To be done:
Copy the Johann de Lange biography, beginning at "- Born: Daniël" and stopping after "writer and critic.", and change "critic" to "essayist" wherever it occurs.

- Born: Daniël Johannes de Lange 22 December 1959 Pretoria, South Africa
- Died: 27 March 2025 (aged 65)
- Occupations: Poet, writer, critic

= Johann de Lange =

South African Afrikaans poet and author (1959–2025)

Johann de Lange (22 December 1959 – 27 March 2025) was a South African Afrikaans poet, short story writer and critic.

==Life and career==
De Lange debuted in 1982 with a collection of poetry titled Akwarelle van die dors ("Aquarelles of thirst") for which he was awarded the Ingrid Jonker prize in 1983. This was followed by Waterwoestyn ("Water desert") in 1984, Snel grys fantoom ("Quick grey phantom") in 1986, Wordende naak ("Changing") in 1988 which was awarded the Rapport Prize for Poetry, Nagsweet ("Nightsweat") in 1990, Vleiswond ("Flesh wound") in 1993 and Wat sag is vergaan ("That which is soft perishes") in 1995.

Raw data:
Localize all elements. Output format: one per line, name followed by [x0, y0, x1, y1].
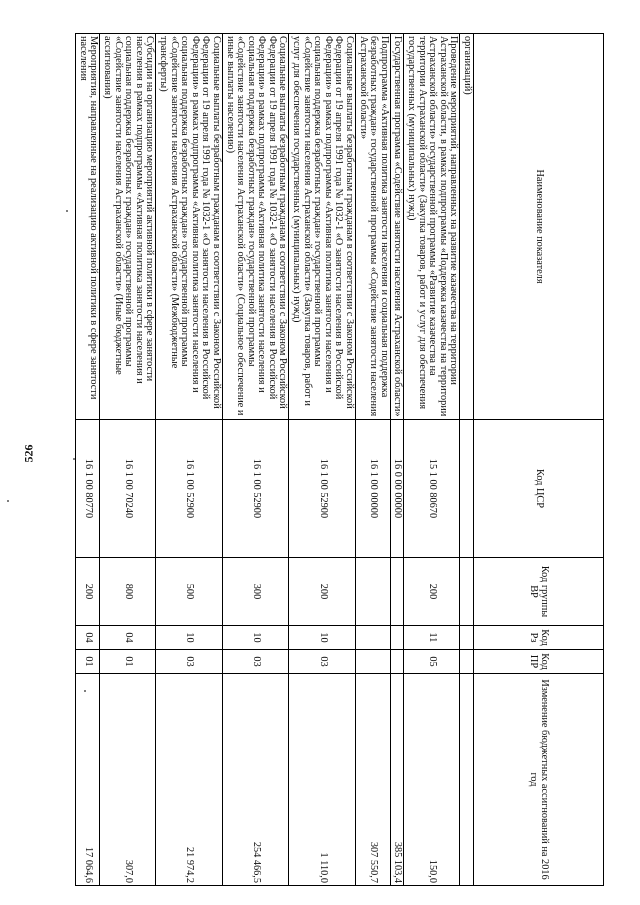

Reply:
- Born: Daniël Johannes de Lange 22 December 1959 Pretoria, South Africa
- Died: 27 March 2025 (aged 65)
- Occupations: Poet, writer, essayist

= Johann de Lange =

South African Afrikaans poet and author (1959–2025)

Johann de Lange (22 December 1959 – 27 March 2025) was a South African Afrikaans poet, short story writer and essayist.